Aim of the exercise –
Reproduce the following material exactly, including every line.

★ ★ ★ ★ ★ ★ ★

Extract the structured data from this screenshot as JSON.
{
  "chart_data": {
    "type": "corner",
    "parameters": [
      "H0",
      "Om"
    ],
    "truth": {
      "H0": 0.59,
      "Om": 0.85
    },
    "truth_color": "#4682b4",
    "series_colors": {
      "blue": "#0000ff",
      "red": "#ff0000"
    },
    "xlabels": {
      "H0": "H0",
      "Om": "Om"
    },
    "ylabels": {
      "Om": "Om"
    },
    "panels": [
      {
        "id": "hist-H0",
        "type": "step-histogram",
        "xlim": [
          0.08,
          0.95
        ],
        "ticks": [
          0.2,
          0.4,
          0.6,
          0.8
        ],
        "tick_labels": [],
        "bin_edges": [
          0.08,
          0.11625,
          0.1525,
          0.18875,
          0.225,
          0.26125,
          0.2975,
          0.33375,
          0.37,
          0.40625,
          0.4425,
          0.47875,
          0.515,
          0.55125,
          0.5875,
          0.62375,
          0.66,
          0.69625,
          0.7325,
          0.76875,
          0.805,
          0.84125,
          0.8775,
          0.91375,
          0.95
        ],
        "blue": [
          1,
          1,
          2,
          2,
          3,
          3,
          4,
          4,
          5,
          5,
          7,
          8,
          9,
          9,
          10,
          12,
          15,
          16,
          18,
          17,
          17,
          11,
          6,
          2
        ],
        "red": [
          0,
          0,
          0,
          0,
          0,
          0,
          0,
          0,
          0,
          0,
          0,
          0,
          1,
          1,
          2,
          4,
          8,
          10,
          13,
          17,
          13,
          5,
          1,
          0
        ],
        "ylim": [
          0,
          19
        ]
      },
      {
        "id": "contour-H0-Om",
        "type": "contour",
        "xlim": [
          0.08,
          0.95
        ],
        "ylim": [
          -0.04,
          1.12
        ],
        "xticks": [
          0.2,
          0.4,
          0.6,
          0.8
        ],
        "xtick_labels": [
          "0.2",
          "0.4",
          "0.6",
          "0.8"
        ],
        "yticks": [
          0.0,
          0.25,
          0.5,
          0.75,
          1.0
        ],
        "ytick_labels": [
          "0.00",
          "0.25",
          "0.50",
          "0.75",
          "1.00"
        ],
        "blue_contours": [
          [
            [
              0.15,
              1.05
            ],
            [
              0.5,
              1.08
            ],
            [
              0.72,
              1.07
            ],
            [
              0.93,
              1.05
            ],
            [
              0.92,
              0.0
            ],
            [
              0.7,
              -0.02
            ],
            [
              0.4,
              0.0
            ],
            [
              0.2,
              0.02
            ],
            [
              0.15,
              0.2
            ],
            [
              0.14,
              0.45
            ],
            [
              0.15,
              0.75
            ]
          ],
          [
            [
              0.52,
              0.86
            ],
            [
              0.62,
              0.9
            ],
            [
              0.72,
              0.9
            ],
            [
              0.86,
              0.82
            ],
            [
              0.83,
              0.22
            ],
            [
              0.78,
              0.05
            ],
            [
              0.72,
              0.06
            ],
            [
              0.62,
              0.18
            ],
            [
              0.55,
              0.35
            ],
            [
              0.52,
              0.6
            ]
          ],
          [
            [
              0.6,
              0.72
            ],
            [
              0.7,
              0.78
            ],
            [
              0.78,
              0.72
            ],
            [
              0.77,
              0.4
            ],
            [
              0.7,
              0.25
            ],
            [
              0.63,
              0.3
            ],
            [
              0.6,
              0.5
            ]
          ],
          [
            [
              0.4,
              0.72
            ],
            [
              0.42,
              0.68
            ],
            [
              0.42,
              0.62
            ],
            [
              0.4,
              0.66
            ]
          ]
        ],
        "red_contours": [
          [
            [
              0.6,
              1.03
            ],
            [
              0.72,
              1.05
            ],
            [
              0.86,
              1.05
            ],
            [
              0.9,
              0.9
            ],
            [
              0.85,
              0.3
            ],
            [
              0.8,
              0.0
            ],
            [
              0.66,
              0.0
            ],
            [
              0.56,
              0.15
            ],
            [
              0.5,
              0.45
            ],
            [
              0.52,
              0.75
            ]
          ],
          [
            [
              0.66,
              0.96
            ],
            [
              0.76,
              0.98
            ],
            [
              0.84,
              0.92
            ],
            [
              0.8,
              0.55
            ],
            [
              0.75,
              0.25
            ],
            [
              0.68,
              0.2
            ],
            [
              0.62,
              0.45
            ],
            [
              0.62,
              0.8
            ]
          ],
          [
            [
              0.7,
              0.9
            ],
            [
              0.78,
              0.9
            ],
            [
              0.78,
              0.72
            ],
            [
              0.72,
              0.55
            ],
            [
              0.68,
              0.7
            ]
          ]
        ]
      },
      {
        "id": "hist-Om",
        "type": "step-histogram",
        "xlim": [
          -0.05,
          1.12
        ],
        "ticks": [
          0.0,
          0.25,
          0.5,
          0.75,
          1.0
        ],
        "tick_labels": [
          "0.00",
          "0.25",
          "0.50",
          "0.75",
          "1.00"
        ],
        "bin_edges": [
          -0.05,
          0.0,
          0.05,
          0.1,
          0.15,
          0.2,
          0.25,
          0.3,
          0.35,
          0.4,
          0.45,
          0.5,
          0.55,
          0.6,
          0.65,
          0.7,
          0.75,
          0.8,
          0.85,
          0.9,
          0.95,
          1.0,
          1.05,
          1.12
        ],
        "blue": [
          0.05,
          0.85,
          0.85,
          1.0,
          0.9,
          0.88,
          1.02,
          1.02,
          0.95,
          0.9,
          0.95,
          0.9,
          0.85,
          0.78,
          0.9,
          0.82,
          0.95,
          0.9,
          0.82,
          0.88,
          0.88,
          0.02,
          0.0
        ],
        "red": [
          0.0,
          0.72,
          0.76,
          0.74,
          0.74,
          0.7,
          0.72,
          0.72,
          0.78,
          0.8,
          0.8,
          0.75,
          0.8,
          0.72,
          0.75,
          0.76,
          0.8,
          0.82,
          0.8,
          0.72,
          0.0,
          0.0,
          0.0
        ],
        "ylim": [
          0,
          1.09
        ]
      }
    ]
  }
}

★ ★ ★ ★ ★ ★ ★

Exercise output –
Extract the structured data from this screenshot as JSON.
{
  "chart_data": {
    "type": "corner",
    "parameters": [
      "H0",
      "Om"
    ],
    "truth": {
      "H0": 0.59,
      "Om": 0.85
    },
    "truth_color": "#4682b4",
    "series_colors": {
      "blue": "#0000ff",
      "red": "#ff0000"
    },
    "xlabels": {
      "H0": "H0",
      "Om": "Om"
    },
    "ylabels": {
      "Om": "Om"
    },
    "panels": [
      {
        "id": "hist-H0",
        "type": "step-histogram",
        "xlim": [
          0.08,
          0.95
        ],
        "ticks": [
          0.2,
          0.4,
          0.6,
          0.8
        ],
        "tick_labels": [],
        "bin_edges": [
          0.08,
          0.11625,
          0.1525,
          0.18875,
          0.225,
          0.26125,
          0.2975,
          0.33375,
          0.37,
          0.40625,
          0.4425,
          0.47875,
          0.515,
          0.55125,
          0.5875,
          0.62375,
          0.66,
          0.69625,
          0.7325,
          0.76875,
          0.805,
          0.84125,
          0.8775,
          0.91375,
          0.95
        ],
        "blue": [
          1,
          1,
          2,
          2,
          3,
          3,
          4,
          4,
          5,
          5,
          7,
          8,
          9,
          9,
          10,
          12,
          15,
          16,
          18,
          17,
          17,
          11,
          6,
          2
        ],
        "red": [
          0,
          0,
          0,
          0,
          0,
          0,
          0,
          0,
          0,
          0,
          0,
          0,
          1,
          1,
          2,
          4,
          8,
          10,
          13,
          17,
          13,
          5,
          1,
          0
        ],
        "ylim": [
          0,
          19
        ]
      },
      {
        "id": "contour-H0-Om",
        "type": "contour",
        "xlim": [
          0.08,
          0.95
        ],
        "ylim": [
          -0.04,
          1.12
        ],
        "xticks": [
          0.2,
          0.4,
          0.6,
          0.8
        ],
        "xtick_labels": [
          "0.2",
          "0.4",
          "0.6",
          "0.8"
        ],
        "yticks": [
          0.0,
          0.25,
          0.5,
          0.75,
          1.0
        ],
        "ytick_labels": [
          "0.00",
          "0.25",
          "0.50",
          "0.75",
          "1.00"
        ],
        "blue_contours": [
          [
            [
              0.15,
              1.05
            ],
            [
              0.5,
              1.08
            ],
            [
              0.72,
              1.07
            ],
            [
              0.93,
              1.05
            ],
            [
              0.92,
              0.0
            ],
            [
              0.7,
              -0.02
            ],
            [
              0.4,
              0.0
            ],
            [
              0.2,
              0.02
            ],
            [
              0.15,
              0.2
            ],
            [
              0.14,
              0.45
            ],
            [
              0.15,
              0.75
            ]
          ],
          [
            [
              0.52,
              0.86
            ],
            [
              0.62,
              0.9
            ],
            [
              0.72,
              0.9
            ],
            [
              0.86,
              0.82
            ],
            [
              0.83,
              0.22
            ],
            [
              0.78,
              0.05
            ],
            [
              0.72,
              0.06
            ],
            [
              0.62,
              0.18
            ],
            [
              0.55,
              0.35
            ],
            [
              0.52,
              0.6
            ]
          ],
          [
            [
              0.6,
              0.72
            ],
            [
              0.7,
              0.78
            ],
            [
              0.78,
              0.72
            ],
            [
              0.77,
              0.4
            ],
            [
              0.7,
              0.25
            ],
            [
              0.63,
              0.3
            ],
            [
              0.6,
              0.5
            ]
          ],
          [
            [
              0.4,
              0.72
            ],
            [
              0.42,
              0.68
            ],
            [
              0.42,
              0.62
            ],
            [
              0.4,
              0.66
            ]
          ]
        ],
        "red_contours": [
          [
            [
              0.6,
              1.03
            ],
            [
              0.72,
              1.05
            ],
            [
              0.86,
              1.05
            ],
            [
              0.9,
              0.9
            ],
            [
              0.85,
              0.3
            ],
            [
              0.8,
              0.0
            ],
            [
              0.66,
              0.0
            ],
            [
              0.56,
              0.15
            ],
            [
              0.5,
              0.45
            ],
            [
              0.52,
              0.75
            ]
          ],
          [
            [
              0.66,
              0.96
            ],
            [
              0.76,
              0.98
            ],
            [
              0.84,
              0.92
            ],
            [
              0.8,
              0.55
            ],
            [
              0.75,
              0.25
            ],
            [
              0.68,
              0.2
            ],
            [
              0.62,
              0.45
            ],
            [
              0.62,
              0.8
            ]
          ],
          [
            [
              0.7,
              0.9
            ],
            [
              0.78,
              0.9
            ],
            [
              0.78,
              0.72
            ],
            [
              0.72,
              0.55
            ],
            [
              0.68,
              0.7
            ]
          ]
        ]
      },
      {
        "id": "hist-Om",
        "type": "step-histogram",
        "xlim": [
          -0.05,
          1.12
        ],
        "ticks": [
          0.0,
          0.25,
          0.5,
          0.75,
          1.0
        ],
        "tick_labels": [
          "0.00",
          "0.25",
          "0.50",
          "0.75",
          "1.00"
        ],
        "bin_edges": [
          -0.05,
          0.0,
          0.05,
          0.1,
          0.15,
          0.2,
          0.25,
          0.3,
          0.35,
          0.4,
          0.45,
          0.5,
          0.55,
          0.6,
          0.65,
          0.7,
          0.75,
          0.8,
          0.85,
          0.9,
          0.95,
          1.0,
          1.05,
          1.12
        ],
        "blue": [
          0.05,
          0.85,
          0.85,
          1.0,
          0.9,
          0.88,
          1.02,
          1.02,
          0.95,
          0.9,
          0.95,
          0.9,
          0.85,
          0.78,
          0.9,
          0.82,
          0.95,
          0.9,
          0.82,
          0.88,
          0.88,
          0.02,
          0.0
        ],
        "red": [
          0.0,
          0.72,
          0.76,
          0.74,
          0.74,
          0.7,
          0.72,
          0.72,
          0.78,
          0.8,
          0.8,
          0.75,
          0.8,
          0.72,
          0.75,
          0.76,
          0.8,
          0.82,
          0.8,
          0.72,
          0.0,
          0.0,
          0.0
        ],
        "ylim": [
          0,
          1.09
        ]
      }
    ]
  }
}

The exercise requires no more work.